▸ **Exercise prompt**: In the listing below, identify each line with the word "ylabel" and return those lines.

►

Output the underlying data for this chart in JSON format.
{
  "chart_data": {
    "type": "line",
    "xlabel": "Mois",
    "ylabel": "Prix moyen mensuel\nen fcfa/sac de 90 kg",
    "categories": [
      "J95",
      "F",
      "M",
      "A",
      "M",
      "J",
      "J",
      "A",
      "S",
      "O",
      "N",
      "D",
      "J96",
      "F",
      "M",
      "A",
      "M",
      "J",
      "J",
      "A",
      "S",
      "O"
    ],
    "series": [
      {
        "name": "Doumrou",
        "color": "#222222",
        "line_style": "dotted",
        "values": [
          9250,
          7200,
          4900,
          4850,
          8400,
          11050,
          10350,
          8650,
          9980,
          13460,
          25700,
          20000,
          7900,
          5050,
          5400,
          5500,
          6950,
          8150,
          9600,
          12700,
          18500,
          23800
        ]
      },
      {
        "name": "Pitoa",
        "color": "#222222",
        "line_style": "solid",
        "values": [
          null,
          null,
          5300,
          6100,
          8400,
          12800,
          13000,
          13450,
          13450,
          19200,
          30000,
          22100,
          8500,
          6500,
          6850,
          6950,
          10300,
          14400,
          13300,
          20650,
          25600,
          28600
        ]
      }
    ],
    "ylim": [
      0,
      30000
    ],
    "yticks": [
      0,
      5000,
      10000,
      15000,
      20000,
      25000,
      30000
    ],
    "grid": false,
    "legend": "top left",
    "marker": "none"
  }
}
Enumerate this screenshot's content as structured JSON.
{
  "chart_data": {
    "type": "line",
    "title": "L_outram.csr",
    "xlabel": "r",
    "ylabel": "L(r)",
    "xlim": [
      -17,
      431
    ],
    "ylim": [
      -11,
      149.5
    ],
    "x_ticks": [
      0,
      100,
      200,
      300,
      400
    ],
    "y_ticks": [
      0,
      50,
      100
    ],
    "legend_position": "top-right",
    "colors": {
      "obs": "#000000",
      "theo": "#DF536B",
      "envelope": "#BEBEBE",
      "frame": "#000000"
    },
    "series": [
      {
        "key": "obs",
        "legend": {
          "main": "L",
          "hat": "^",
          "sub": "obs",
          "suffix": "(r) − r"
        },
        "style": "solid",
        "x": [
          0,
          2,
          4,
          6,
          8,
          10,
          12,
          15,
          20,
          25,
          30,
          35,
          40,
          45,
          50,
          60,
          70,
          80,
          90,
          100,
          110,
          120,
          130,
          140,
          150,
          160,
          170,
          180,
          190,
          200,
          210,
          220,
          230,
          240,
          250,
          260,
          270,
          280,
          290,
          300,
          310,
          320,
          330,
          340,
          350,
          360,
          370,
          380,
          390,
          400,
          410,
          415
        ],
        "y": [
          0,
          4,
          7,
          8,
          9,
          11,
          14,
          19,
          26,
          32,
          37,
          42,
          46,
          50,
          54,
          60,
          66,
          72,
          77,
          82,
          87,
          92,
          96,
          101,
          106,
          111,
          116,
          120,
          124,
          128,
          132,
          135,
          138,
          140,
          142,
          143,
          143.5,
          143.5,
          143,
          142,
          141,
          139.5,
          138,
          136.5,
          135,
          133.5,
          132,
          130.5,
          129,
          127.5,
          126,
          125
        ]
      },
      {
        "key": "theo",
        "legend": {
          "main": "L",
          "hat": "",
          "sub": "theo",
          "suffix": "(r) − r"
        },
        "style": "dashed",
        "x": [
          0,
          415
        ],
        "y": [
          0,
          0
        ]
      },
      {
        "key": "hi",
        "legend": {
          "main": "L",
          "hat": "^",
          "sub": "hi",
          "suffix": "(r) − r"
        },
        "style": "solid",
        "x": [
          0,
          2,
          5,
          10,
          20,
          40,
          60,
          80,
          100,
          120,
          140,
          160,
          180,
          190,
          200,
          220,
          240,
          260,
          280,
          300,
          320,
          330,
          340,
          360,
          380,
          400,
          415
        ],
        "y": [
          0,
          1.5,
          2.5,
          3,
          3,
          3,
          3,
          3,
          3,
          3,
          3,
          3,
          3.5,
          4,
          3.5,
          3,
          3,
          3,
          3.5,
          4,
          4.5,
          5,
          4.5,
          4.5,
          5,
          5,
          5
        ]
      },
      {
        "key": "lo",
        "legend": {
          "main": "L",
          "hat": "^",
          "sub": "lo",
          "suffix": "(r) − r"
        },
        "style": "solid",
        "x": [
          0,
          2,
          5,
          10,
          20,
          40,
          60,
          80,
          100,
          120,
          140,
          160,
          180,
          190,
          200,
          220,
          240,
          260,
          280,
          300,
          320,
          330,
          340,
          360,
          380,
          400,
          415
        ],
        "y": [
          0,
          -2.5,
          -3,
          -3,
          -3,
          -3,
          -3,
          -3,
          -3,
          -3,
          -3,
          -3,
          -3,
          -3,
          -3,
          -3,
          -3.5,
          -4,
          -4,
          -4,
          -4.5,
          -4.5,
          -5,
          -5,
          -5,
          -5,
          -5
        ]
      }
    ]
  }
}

◄

▸ **Exercise answer**:
    "ylabel": "Prix moyen mensuel\nen fcfa/sac de 90 kg",
    "ylabel": "L(r)",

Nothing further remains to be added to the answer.